Tasks to carry out:
**a.** List every new pulse sequence and new technique that the MRI passage names as marking recent technical development.
**b.** Using the MRI passage, answer each question on its own line:
(i) In which two areas has MRI been playing an increasingly important role?
(ii) What does the abbreviation CEST stand for?
(iii) What does the special issue aim at?

Extracted text:

Magnetic resonance imaging (MRI) has been playing an increasingly important role in biomedical research and in clinical diagnosis. The techniques of MRI have experienced rapid development and found wide applications in recent years. The technical development is marked not only by the improvement and optimization of conventional MR imaging techniques but also by the emergence of new pulse sequences such as CEST-MRI (Chemical Exchange Saturation Transfer MRI) and DWIBS (Diffusion-weighted Whole-body Imaging with Background body signal Suppression) and by new techniques such as compressed sensing MRI and MR fingerprinting. The wide proliferation of MRI techniques has led to ever-increasing applications of MR imaging and enormous new findings in basic biomedical research as well as clinical sciences. This special issue aims at reflecting the advances in MR imaging techniques and applications.

Extracted entries:
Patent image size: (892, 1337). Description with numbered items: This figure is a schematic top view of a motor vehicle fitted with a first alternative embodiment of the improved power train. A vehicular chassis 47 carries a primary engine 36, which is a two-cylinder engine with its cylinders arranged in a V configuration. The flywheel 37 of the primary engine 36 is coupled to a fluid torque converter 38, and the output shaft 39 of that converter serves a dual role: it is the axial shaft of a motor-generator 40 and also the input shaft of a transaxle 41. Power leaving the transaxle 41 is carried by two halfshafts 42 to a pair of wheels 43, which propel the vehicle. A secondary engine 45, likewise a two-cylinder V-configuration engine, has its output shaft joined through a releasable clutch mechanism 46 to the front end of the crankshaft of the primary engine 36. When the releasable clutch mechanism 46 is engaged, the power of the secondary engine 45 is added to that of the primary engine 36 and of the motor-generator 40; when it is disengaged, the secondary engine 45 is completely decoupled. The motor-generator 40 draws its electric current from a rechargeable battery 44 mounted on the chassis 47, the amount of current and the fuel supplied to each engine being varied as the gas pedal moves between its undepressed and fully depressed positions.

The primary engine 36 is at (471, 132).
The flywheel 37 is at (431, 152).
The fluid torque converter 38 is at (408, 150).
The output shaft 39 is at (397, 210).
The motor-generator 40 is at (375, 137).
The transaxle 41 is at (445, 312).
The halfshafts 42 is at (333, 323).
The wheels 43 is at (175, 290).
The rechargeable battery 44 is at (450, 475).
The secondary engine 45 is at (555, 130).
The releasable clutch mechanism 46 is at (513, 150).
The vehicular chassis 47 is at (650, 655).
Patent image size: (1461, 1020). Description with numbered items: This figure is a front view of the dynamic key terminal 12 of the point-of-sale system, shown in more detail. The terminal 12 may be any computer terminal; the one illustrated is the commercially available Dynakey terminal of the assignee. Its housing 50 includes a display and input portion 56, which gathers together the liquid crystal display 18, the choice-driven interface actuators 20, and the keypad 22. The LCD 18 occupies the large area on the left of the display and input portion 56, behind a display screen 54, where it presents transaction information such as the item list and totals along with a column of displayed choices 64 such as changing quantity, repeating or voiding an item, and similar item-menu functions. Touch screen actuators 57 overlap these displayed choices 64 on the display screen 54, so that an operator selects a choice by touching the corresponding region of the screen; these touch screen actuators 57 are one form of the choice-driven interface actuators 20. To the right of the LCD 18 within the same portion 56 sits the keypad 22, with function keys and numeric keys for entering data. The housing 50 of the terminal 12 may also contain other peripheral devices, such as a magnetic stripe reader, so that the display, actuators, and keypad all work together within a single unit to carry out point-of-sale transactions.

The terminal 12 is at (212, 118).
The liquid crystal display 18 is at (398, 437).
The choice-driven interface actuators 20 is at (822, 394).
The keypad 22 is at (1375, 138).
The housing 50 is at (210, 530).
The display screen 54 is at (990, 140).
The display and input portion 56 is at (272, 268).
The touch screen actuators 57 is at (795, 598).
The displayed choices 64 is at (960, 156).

Answers in order:
**a.**
CEST-MRI (Chemical Exchange Saturation Transfer MRI)
DWIBS (Diffusion-weighted Whole-body Imaging with Background body signal Suppression)
compressed sensing MRI
MR fingerprinting

**b.**
(i) Biomedical research and clinical diagnosis.
(ii) Chemical Exchange Saturation Transfer.
(iii) Reflecting the advances in MR imaging techniques and applications.